*EXERCISE BRIEF*.
State how many lines in the listing below include the word "name", and add nothing besides the number.

*ROWS*.
········

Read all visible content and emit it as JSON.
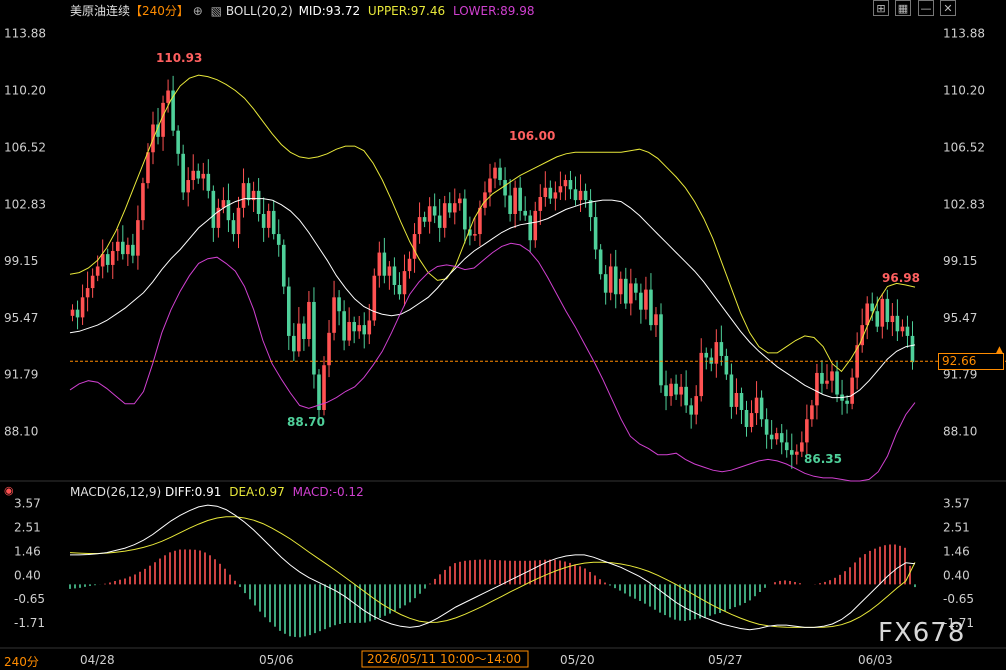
{
  "header": {
    "instrument": "美原油连续",
    "period_badge": "【240分】",
    "boll_label": "BOLL(20,2)",
    "mid_label": "MID:93.72",
    "upper_label": "UPPER:97.46",
    "lower_label": "LOWER:89.98"
  },
  "macd_header": {
    "title": "MACD(26,12,9)",
    "diff_label": "DIFF:0.91",
    "dea_label": "DEA:0.97",
    "macd_label": "MACD:-0.12"
  },
  "toolbar": {
    "btn1": "⊞",
    "btn2": "▦",
    "btn3": "—",
    "btn4": "✕"
  },
  "current_price": "92.66",
  "period_label": "240分",
  "crosshair_time": "2026/05/11 10:00～14:00",
  "watermark": "FX678",
  "colors": {
    "up": "#ff5252",
    "down": "#4fd09a",
    "mid": "#ffffff",
    "upper": "#e8e83a",
    "lower": "#d040d0",
    "dea": "#e8e83a",
    "diff": "#ffffff",
    "price_line": "#ff8c00"
  },
  "chart_data": [
    {
      "type": "candlestick",
      "title": "美原油连续 240分",
      "y_ticks": [
        113.88,
        110.2,
        106.52,
        102.83,
        99.15,
        95.47,
        91.79,
        88.1
      ],
      "ylim": [
        86.0,
        114.9
      ],
      "x_ticks": [
        "04/28",
        "05/06",
        "05/20",
        "05/27",
        "06/03"
      ],
      "annotations": [
        {
          "label": "110.93",
          "value": 110.93
        },
        {
          "label": "106.00",
          "value": 106.0
        },
        {
          "label": "88.70",
          "value": 88.7
        },
        {
          "label": "86.35",
          "value": 86.35
        },
        {
          "label": "96.98",
          "value": 96.98
        }
      ],
      "close": [
        96.0,
        95.5,
        96.8,
        97.4,
        98.2,
        98.8,
        99.6,
        98.9,
        99.8,
        100.4,
        99.6,
        100.2,
        99.5,
        101.8,
        104.2,
        106.2,
        108.0,
        107.2,
        109.4,
        110.2,
        107.6,
        106.1,
        103.6,
        104.4,
        105.0,
        104.5,
        104.8,
        103.7,
        101.3,
        102.6,
        103.1,
        101.8,
        100.9,
        102.6,
        104.2,
        103.1,
        103.7,
        102.2,
        101.3,
        102.4,
        100.9,
        100.2,
        97.5,
        94.3,
        93.3,
        95.1,
        94.1,
        96.5,
        91.8,
        89.5,
        92.4,
        94.5,
        96.8,
        95.9,
        94.0,
        95.2,
        94.6,
        95.0,
        94.4,
        95.3,
        98.2,
        99.7,
        98.2,
        98.8,
        97.6,
        97.0,
        98.5,
        99.3,
        100.9,
        102.0,
        101.7,
        102.7,
        102.1,
        101.3,
        102.9,
        102.3,
        102.9,
        103.2,
        101.2,
        100.8,
        100.9,
        102.6,
        103.6,
        104.5,
        105.2,
        104.4,
        103.4,
        102.2,
        103.9,
        102.4,
        102.1,
        100.5,
        102.4,
        103.3,
        103.9,
        103.2,
        103.6,
        104.0,
        104.4,
        103.8,
        103.1,
        103.7,
        103.1,
        102.0,
        99.9,
        98.3,
        97.1,
        98.8,
        97.0,
        98.0,
        96.4,
        97.7,
        97.1,
        96.0,
        97.3,
        95.0,
        95.7,
        91.1,
        90.4,
        91.2,
        90.5,
        91.0,
        89.8,
        89.2,
        90.4,
        93.2,
        92.9,
        92.5,
        93.9,
        93.0,
        91.8,
        89.7,
        90.6,
        89.5,
        88.4,
        89.3,
        90.3,
        88.9,
        87.9,
        87.6,
        88.0,
        87.4,
        86.9,
        86.6,
        86.8,
        87.4,
        88.9,
        89.8,
        91.9,
        91.2,
        91.4,
        92.0,
        90.5,
        90.1,
        89.9,
        91.6,
        93.7,
        95.0,
        96.4,
        95.9,
        94.9,
        96.7,
        95.2,
        95.6,
        94.6,
        94.9,
        94.3,
        92.6
      ],
      "mid": [
        94.5,
        94.6,
        94.8,
        95.0,
        95.3,
        95.7,
        96.1,
        96.6,
        97.1,
        97.8,
        98.6,
        99.3,
        99.9,
        100.6,
        101.3,
        101.8,
        102.3,
        102.7,
        103.0,
        103.2,
        103.2,
        103.2,
        103.1,
        102.8,
        102.4,
        101.8,
        101.0,
        100.1,
        99.2,
        98.2,
        97.4,
        96.7,
        96.2,
        95.9,
        95.7,
        95.6,
        95.7,
        96.0,
        96.4,
        96.8,
        97.4,
        98.1,
        98.7,
        99.3,
        99.8,
        100.2,
        100.6,
        101.0,
        101.3,
        101.5,
        101.6,
        101.7,
        101.9,
        102.2,
        102.5,
        102.7,
        102.9,
        103.0,
        103.1,
        103.1,
        103.0,
        102.6,
        102.1,
        101.5,
        100.9,
        100.3,
        99.7,
        99.1,
        98.5,
        97.8,
        97.0,
        96.2,
        95.4,
        94.6,
        93.9,
        93.3,
        92.8,
        92.3,
        91.9,
        91.5,
        91.1,
        90.8,
        90.5,
        90.3,
        90.3,
        90.4,
        90.8,
        91.4,
        92.1,
        92.8,
        93.3,
        93.6,
        93.72
      ],
      "upper": [
        98.3,
        98.4,
        98.7,
        99.2,
        100.0,
        101.1,
        102.5,
        104.0,
        105.5,
        107.0,
        108.4,
        109.6,
        110.5,
        111.0,
        111.2,
        111.1,
        110.9,
        110.6,
        110.2,
        109.7,
        109.0,
        108.2,
        107.4,
        106.7,
        106.2,
        105.9,
        105.8,
        105.9,
        106.1,
        106.4,
        106.6,
        106.6,
        106.3,
        105.5,
        104.4,
        103.1,
        101.7,
        100.4,
        99.3,
        98.4,
        97.9,
        98.0,
        98.9,
        100.4,
        101.9,
        102.9,
        103.5,
        103.9,
        104.3,
        104.7,
        105.0,
        105.3,
        105.6,
        105.9,
        106.1,
        106.2,
        106.2,
        106.2,
        106.2,
        106.2,
        106.2,
        106.3,
        106.4,
        106.2,
        105.8,
        105.2,
        104.6,
        103.9,
        103.0,
        101.9,
        100.6,
        99.0,
        97.4,
        95.8,
        94.5,
        93.6,
        93.2,
        93.2,
        93.6,
        94.0,
        94.3,
        94.2,
        93.6,
        92.5,
        92.0,
        92.8,
        93.8,
        95.2,
        96.6,
        97.5,
        97.7,
        97.6,
        97.46
      ],
      "lower": [
        90.8,
        91.2,
        91.4,
        91.3,
        90.9,
        90.4,
        89.9,
        89.9,
        90.7,
        92.5,
        94.5,
        96.0,
        97.2,
        98.2,
        99.0,
        99.3,
        99.4,
        99.0,
        98.5,
        97.5,
        96.0,
        94.0,
        92.5,
        91.5,
        90.6,
        89.8,
        89.6,
        89.8,
        90.0,
        90.3,
        90.7,
        91.0,
        91.6,
        92.4,
        93.3,
        94.5,
        95.8,
        97.0,
        97.8,
        98.4,
        98.8,
        98.9,
        98.8,
        98.6,
        98.7,
        99.2,
        99.7,
        100.1,
        100.3,
        100.2,
        99.8,
        99.1,
        98.1,
        97.0,
        95.9,
        94.9,
        93.8,
        92.7,
        91.5,
        90.2,
        88.9,
        87.8,
        87.3,
        87.0,
        86.6,
        86.6,
        86.7,
        86.3,
        86.0,
        85.8,
        85.6,
        85.5,
        85.6,
        85.8,
        86.0,
        86.2,
        86.3,
        86.2,
        86.0,
        85.7,
        85.4,
        85.2,
        85.1,
        85.1,
        85.0,
        84.9,
        84.9,
        85.0,
        85.5,
        86.5,
        88.0,
        89.2,
        89.98
      ]
    },
    {
      "type": "macd",
      "title": "MACD(26,12,9)",
      "y_ticks": [
        3.57,
        2.51,
        1.46,
        0.4,
        -0.65,
        -1.71
      ],
      "ylim": [
        -2.5,
        3.9
      ],
      "diff": [
        1.3,
        1.3,
        1.32,
        1.35,
        1.4,
        1.5,
        1.6,
        1.75,
        1.95,
        2.2,
        2.5,
        2.8,
        3.05,
        3.25,
        3.42,
        3.5,
        3.45,
        3.3,
        3.05,
        2.75,
        2.4,
        2.0,
        1.6,
        1.2,
        0.85,
        0.55,
        0.3,
        0.1,
        -0.1,
        -0.3,
        -0.55,
        -0.85,
        -1.15,
        -1.4,
        -1.6,
        -1.75,
        -1.85,
        -1.9,
        -1.85,
        -1.7,
        -1.5,
        -1.25,
        -1.0,
        -0.8,
        -0.6,
        -0.4,
        -0.2,
        0.0,
        0.2,
        0.4,
        0.6,
        0.8,
        1.0,
        1.15,
        1.25,
        1.3,
        1.3,
        1.2,
        1.05,
        0.9,
        0.75,
        0.55,
        0.35,
        0.1,
        -0.2,
        -0.5,
        -0.8,
        -1.05,
        -1.25,
        -1.45,
        -1.6,
        -1.75,
        -1.85,
        -1.95,
        -2.0,
        -1.95,
        -1.85,
        -1.8,
        -1.8,
        -1.85,
        -1.9,
        -1.9,
        -1.85,
        -1.75,
        -1.55,
        -1.25,
        -0.85,
        -0.45,
        -0.05,
        0.35,
        0.7,
        0.95,
        0.91
      ],
      "dea": [
        1.4,
        1.38,
        1.36,
        1.36,
        1.38,
        1.42,
        1.47,
        1.54,
        1.63,
        1.75,
        1.9,
        2.08,
        2.28,
        2.48,
        2.66,
        2.82,
        2.93,
        2.98,
        2.98,
        2.93,
        2.83,
        2.68,
        2.48,
        2.25,
        2.0,
        1.72,
        1.43,
        1.15,
        0.87,
        0.59,
        0.3,
        0.0,
        -0.3,
        -0.6,
        -0.88,
        -1.12,
        -1.33,
        -1.5,
        -1.62,
        -1.68,
        -1.67,
        -1.6,
        -1.48,
        -1.32,
        -1.14,
        -0.95,
        -0.74,
        -0.53,
        -0.32,
        -0.12,
        0.08,
        0.27,
        0.45,
        0.61,
        0.75,
        0.86,
        0.94,
        0.98,
        0.98,
        0.95,
        0.9,
        0.82,
        0.71,
        0.57,
        0.4,
        0.2,
        -0.01,
        -0.24,
        -0.48,
        -0.71,
        -0.93,
        -1.13,
        -1.32,
        -1.49,
        -1.64,
        -1.76,
        -1.83,
        -1.87,
        -1.89,
        -1.9,
        -1.9,
        -1.9,
        -1.89,
        -1.86,
        -1.78,
        -1.64,
        -1.44,
        -1.18,
        -0.87,
        -0.53,
        -0.18,
        0.15,
        0.97
      ]
    }
  ],
  "x_labels": [
    "04/28",
    "05/06",
    "05/20",
    "05/27",
    "06/03"
  ]
}
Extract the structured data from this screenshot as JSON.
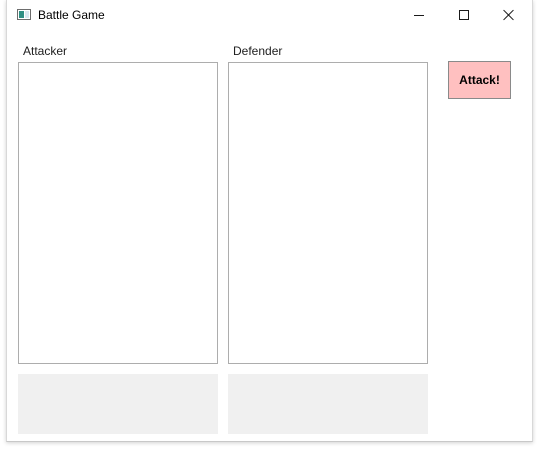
{
  "window": {
    "title": "Battle Game",
    "icon": "app-window-icon",
    "controls": {
      "minimize_icon": "minimize-icon",
      "maximize_icon": "maximize-icon",
      "close_icon": "close-icon"
    }
  },
  "attacker": {
    "label": "Attacker",
    "items": []
  },
  "defender": {
    "label": "Defender",
    "items": []
  },
  "actions": {
    "attack_label": "Attack!"
  },
  "colors": {
    "attack_button_bg": "#ffc0c0",
    "status_panel_bg": "#f0f0f0",
    "list_border": "#adadad"
  }
}
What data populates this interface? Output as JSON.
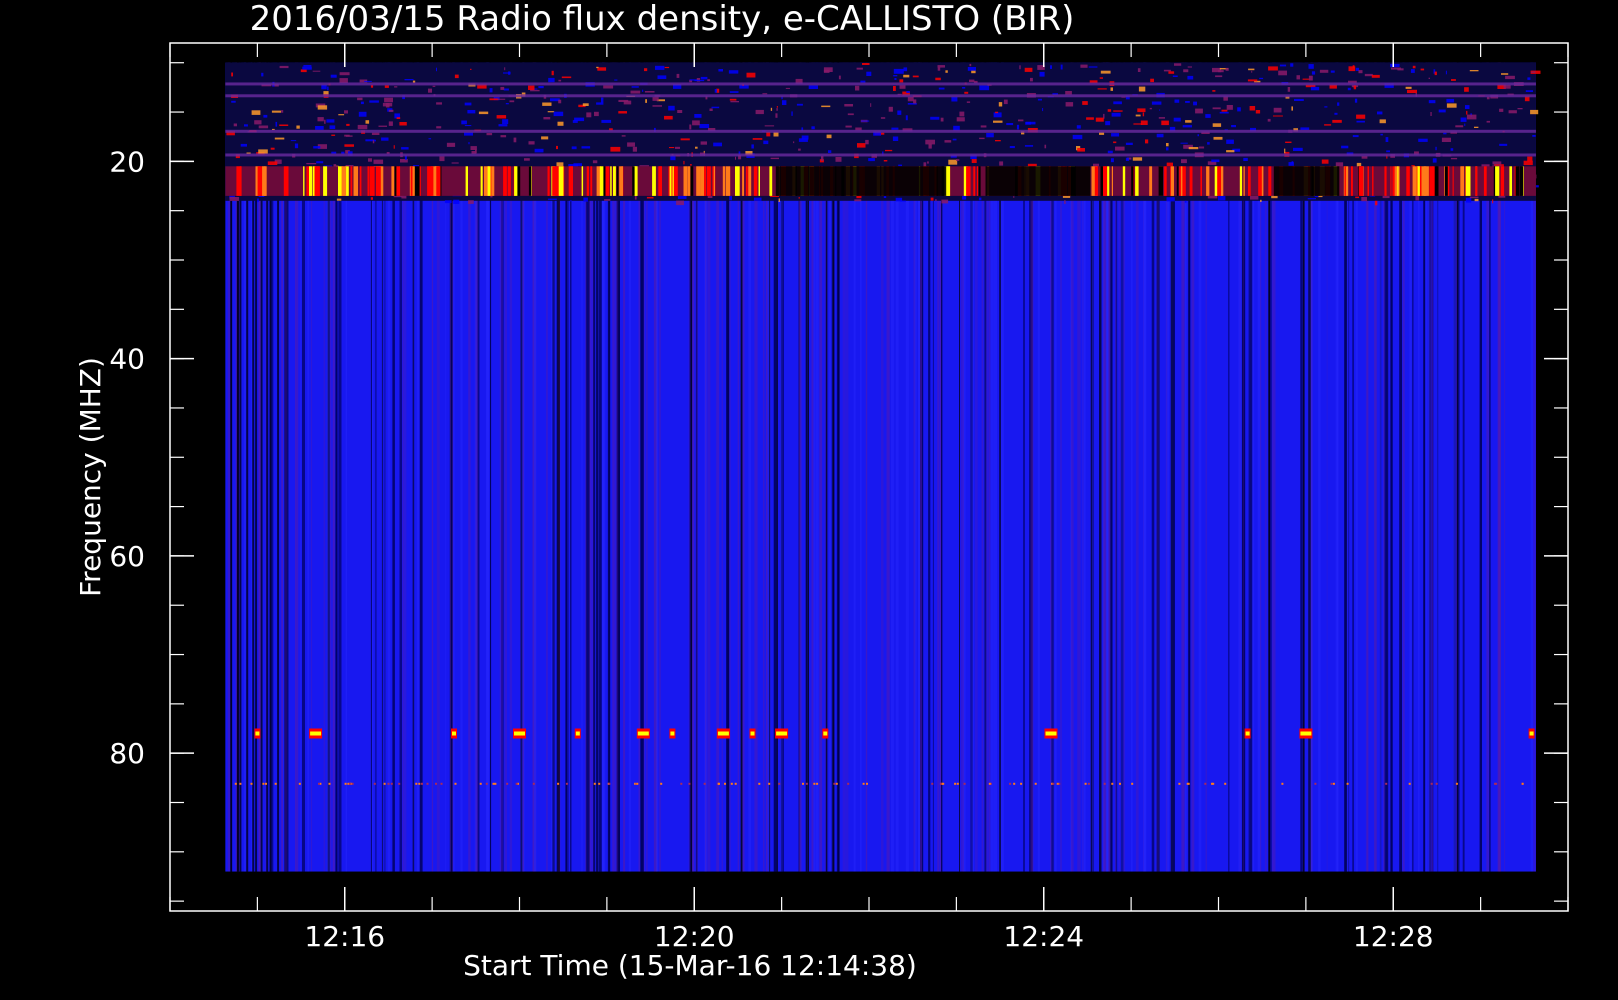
{
  "chart_data": {
    "type": "heatmap",
    "title": "2016/03/15  Radio flux density, e-CALLISTO (BIR)",
    "xlabel": "Start Time (15-Mar-16 12:14:38)",
    "ylabel": "Frequency (MHZ)",
    "x_range": [
      "12:14:38",
      "12:29:38"
    ],
    "xlim": [
      "12:14:00",
      "12:30:00"
    ],
    "ylim": [
      96,
      8
    ],
    "data_y_range": [
      10,
      92
    ],
    "x_ticks": [
      "12:16",
      "12:20",
      "12:24",
      "12:28"
    ],
    "y_ticks": [
      20,
      40,
      60,
      80
    ],
    "colormap": [
      "#000000",
      "#0000ff",
      "#ff0000",
      "#ffff00"
    ],
    "background_color": "#1818f0",
    "features": {
      "rfi_band_mhz": [
        10,
        24
      ],
      "strong_band_mhz": [
        20.5,
        23.5
      ],
      "burst_line_mhz": 78,
      "faint_line_mhz": 83,
      "burst_times": [
        "12:15:00",
        "12:15:40",
        "12:17:15",
        "12:18:00",
        "12:18:40",
        "12:19:25",
        "12:19:45",
        "12:20:20",
        "12:20:40",
        "12:21:00",
        "12:21:30",
        "12:24:05",
        "12:26:20",
        "12:27:00",
        "12:29:35"
      ]
    }
  }
}
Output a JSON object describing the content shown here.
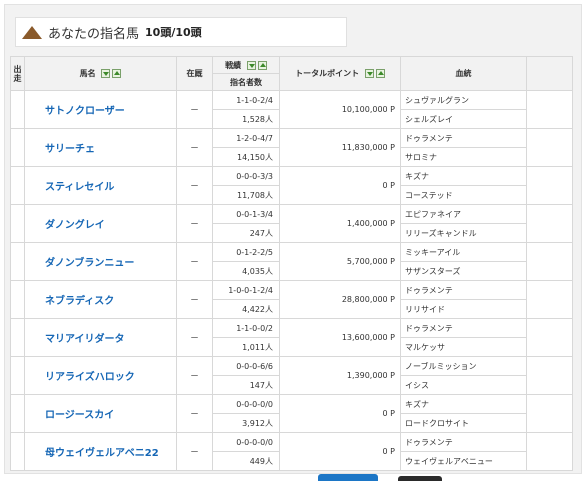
{
  "header": {
    "title": "あなたの指名馬",
    "count": "10頭/10頭"
  },
  "columns": {
    "start_top": "出",
    "start_bottom": "走",
    "name": "馬名",
    "stable": "在厩",
    "record": "戦績",
    "nominators": "指名者数",
    "points": "トータルポイント",
    "bloodline": "血統"
  },
  "horses": [
    {
      "name": "サトノクローザー",
      "stable": "－",
      "record": "1-1-0-2/4",
      "nominators": "1,528人",
      "points": "10,100,000 P",
      "sire": "シュヴァルグラン",
      "dam": "シェルズレイ"
    },
    {
      "name": "サリーチェ",
      "stable": "－",
      "record": "1-2-0-4/7",
      "nominators": "14,150人",
      "points": "11,830,000 P",
      "sire": "ドゥラメンテ",
      "dam": "サロミナ"
    },
    {
      "name": "スティレセイル",
      "stable": "－",
      "record": "0-0-0-3/3",
      "nominators": "11,708人",
      "points": "0 P",
      "sire": "キズナ",
      "dam": "コーステッド"
    },
    {
      "name": "ダノングレイ",
      "stable": "－",
      "record": "0-0-1-3/4",
      "nominators": "247人",
      "points": "1,400,000 P",
      "sire": "エピファネイア",
      "dam": "リリーズキャンドル"
    },
    {
      "name": "ダノンブランニュー",
      "stable": "－",
      "record": "0-1-2-2/5",
      "nominators": "4,035人",
      "points": "5,700,000 P",
      "sire": "ミッキーアイル",
      "dam": "サザンスターズ"
    },
    {
      "name": "ネブラディスク",
      "stable": "－",
      "record": "1-0-0-1-2/4",
      "nominators": "4,422人",
      "points": "28,800,000 P",
      "sire": "ドゥラメンテ",
      "dam": "リリサイド"
    },
    {
      "name": "マリアイリダータ",
      "stable": "－",
      "record": "1-1-0-0/2",
      "nominators": "1,011人",
      "points": "13,600,000 P",
      "sire": "ドゥラメンテ",
      "dam": "マルケッサ"
    },
    {
      "name": "リアライズハロック",
      "stable": "－",
      "record": "0-0-0-6/6",
      "nominators": "147人",
      "points": "1,390,000 P",
      "sire": "ノーブルミッション",
      "dam": "イシス"
    },
    {
      "name": "ロージースカイ",
      "stable": "－",
      "record": "0-0-0-0/0",
      "nominators": "3,912人",
      "points": "0 P",
      "sire": "キズナ",
      "dam": "ロードクロサイト"
    },
    {
      "name": "母ウェイヴェルアベニ22",
      "stable": "－",
      "record": "0-0-0-0/0",
      "nominators": "449人",
      "points": "0 P",
      "sire": "ドゥラメンテ",
      "dam": "ウェイヴェルアベニュー"
    }
  ]
}
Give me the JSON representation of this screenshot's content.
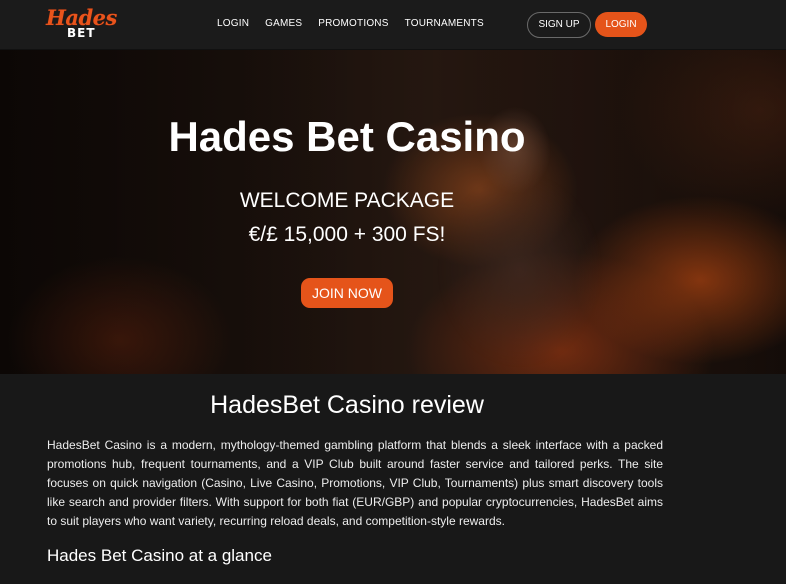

········

*RESULT FOR THIS TASK*.
11